[Data excerpts]
*****
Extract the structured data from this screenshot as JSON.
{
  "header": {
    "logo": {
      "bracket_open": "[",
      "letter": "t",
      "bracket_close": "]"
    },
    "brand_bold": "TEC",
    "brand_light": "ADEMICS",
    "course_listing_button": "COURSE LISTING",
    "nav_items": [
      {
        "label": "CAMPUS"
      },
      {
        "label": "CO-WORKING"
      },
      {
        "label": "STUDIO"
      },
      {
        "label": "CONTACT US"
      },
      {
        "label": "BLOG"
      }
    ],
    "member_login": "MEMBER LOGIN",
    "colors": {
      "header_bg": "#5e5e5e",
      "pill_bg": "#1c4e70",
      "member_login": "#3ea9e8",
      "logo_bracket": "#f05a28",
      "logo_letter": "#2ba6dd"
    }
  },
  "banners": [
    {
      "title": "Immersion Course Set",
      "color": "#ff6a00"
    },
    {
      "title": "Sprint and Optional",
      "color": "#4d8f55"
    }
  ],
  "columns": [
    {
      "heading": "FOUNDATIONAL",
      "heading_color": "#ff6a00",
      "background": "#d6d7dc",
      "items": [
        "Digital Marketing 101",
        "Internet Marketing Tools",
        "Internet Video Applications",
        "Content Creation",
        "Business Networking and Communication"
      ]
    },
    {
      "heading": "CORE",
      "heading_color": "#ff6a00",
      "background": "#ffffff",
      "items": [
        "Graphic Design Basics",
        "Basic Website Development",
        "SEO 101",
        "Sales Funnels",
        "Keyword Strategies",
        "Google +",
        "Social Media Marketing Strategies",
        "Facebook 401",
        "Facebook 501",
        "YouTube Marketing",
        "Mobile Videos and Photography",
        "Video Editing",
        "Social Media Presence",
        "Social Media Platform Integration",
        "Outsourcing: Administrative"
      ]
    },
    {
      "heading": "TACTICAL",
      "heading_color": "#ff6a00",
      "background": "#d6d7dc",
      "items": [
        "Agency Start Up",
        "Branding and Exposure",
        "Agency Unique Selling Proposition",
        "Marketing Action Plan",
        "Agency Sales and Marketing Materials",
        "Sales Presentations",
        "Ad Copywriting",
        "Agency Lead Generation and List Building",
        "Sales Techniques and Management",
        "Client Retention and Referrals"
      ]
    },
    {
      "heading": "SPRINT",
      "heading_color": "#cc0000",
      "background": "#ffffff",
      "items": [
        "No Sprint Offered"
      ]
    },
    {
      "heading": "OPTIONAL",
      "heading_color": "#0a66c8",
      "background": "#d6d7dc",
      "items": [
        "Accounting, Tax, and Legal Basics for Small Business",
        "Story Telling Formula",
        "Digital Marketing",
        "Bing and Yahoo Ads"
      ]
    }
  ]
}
*****
== Problem description ==
Each line in the data that holds the string "Marketing" should be found and copied.

== Task output ==
        "Digital Marketing 101",
        "Internet Marketing Tools",
        "Social Media Marketing Strategies",
        "YouTube Marketing",
        "Marketing Action Plan",
        "Agency Sales and Marketing Materials",
        "Digital Marketing",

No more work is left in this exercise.